- **Task objective**:
Please write the listing below out again exactly, leaving every picture behind.
BEGIN Input
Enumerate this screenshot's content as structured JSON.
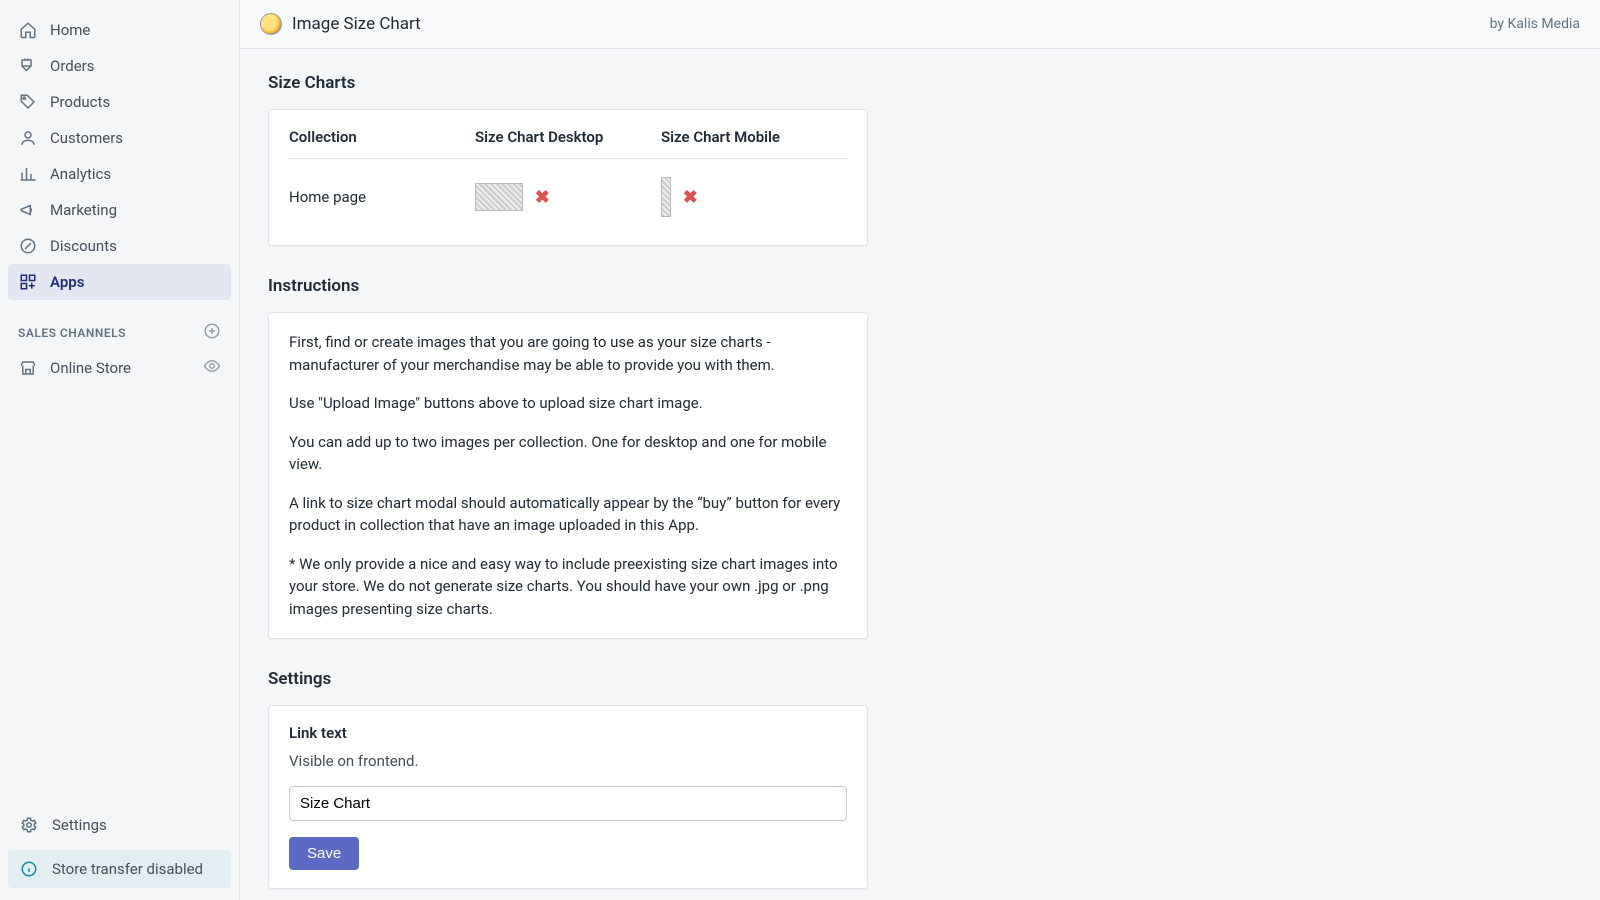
{
  "sidebar": {
    "items": [
      {
        "label": "Home"
      },
      {
        "label": "Orders"
      },
      {
        "label": "Products"
      },
      {
        "label": "Customers"
      },
      {
        "label": "Analytics"
      },
      {
        "label": "Marketing"
      },
      {
        "label": "Discounts"
      },
      {
        "label": "Apps"
      }
    ],
    "sales_channels_header": "Sales Channels",
    "sales_channels": [
      {
        "label": "Online Store"
      }
    ],
    "settings_label": "Settings",
    "transfer_label": "Store transfer disabled"
  },
  "header": {
    "app_title": "Image Size Chart",
    "byline": "by Kalis Media"
  },
  "size_charts": {
    "title": "Size Charts",
    "columns": {
      "collection": "Collection",
      "desktop": "Size Chart Desktop",
      "mobile": "Size Chart Mobile"
    },
    "rows": [
      {
        "collection": "Home page"
      }
    ]
  },
  "instructions": {
    "title": "Instructions",
    "paragraphs": [
      "First, find or create images that you are going to use as your size charts - manufacturer of your merchandise may be able to provide you with them.",
      "Use \"Upload Image\" buttons above to upload size chart image.",
      "You can add up to two images per collection. One for desktop and one for mobile view.",
      "A link to size chart modal should automatically appear by the “buy” button for every product in collection that have an image uploaded in this App.",
      "* We only provide a nice and easy way to include preexisting size chart images into your store. We do not generate size charts. You should have your own .jpg or .png images presenting size charts."
    ]
  },
  "settings": {
    "title": "Settings",
    "link_text_label": "Link text",
    "link_text_helper": "Visible on frontend.",
    "link_text_value": "Size Chart",
    "save_label": "Save"
  }
}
END Input
- **Complete answer**:
Enumerate this screenshot's content as structured JSON.
{
  "sidebar": {
    "items": [
      {
        "label": "Home"
      },
      {
        "label": "Orders"
      },
      {
        "label": "Products"
      },
      {
        "label": "Customers"
      },
      {
        "label": "Analytics"
      },
      {
        "label": "Marketing"
      },
      {
        "label": "Discounts"
      },
      {
        "label": "Apps"
      }
    ],
    "sales_channels_header": "Sales Channels",
    "sales_channels": [
      {
        "label": "Online Store"
      }
    ],
    "settings_label": "Settings",
    "transfer_label": "Store transfer disabled"
  },
  "header": {
    "app_title": "Image Size Chart",
    "byline": "by Kalis Media"
  },
  "size_charts": {
    "title": "Size Charts",
    "columns": {
      "collection": "Collection",
      "desktop": "Size Chart Desktop",
      "mobile": "Size Chart Mobile"
    },
    "rows": [
      {
        "collection": "Home page"
      }
    ]
  },
  "instructions": {
    "title": "Instructions",
    "paragraphs": [
      "First, find or create images that you are going to use as your size charts - manufacturer of your merchandise may be able to provide you with them.",
      "Use \"Upload Image\" buttons above to upload size chart image.",
      "You can add up to two images per collection. One for desktop and one for mobile view.",
      "A link to size chart modal should automatically appear by the “buy” button for every product in collection that have an image uploaded in this App.",
      "* We only provide a nice and easy way to include preexisting size chart images into your store. We do not generate size charts. You should have your own .jpg or .png images presenting size charts."
    ]
  },
  "settings": {
    "title": "Settings",
    "link_text_label": "Link text",
    "link_text_helper": "Visible on frontend.",
    "link_text_value": "Size Chart",
    "save_label": "Save"
  }
}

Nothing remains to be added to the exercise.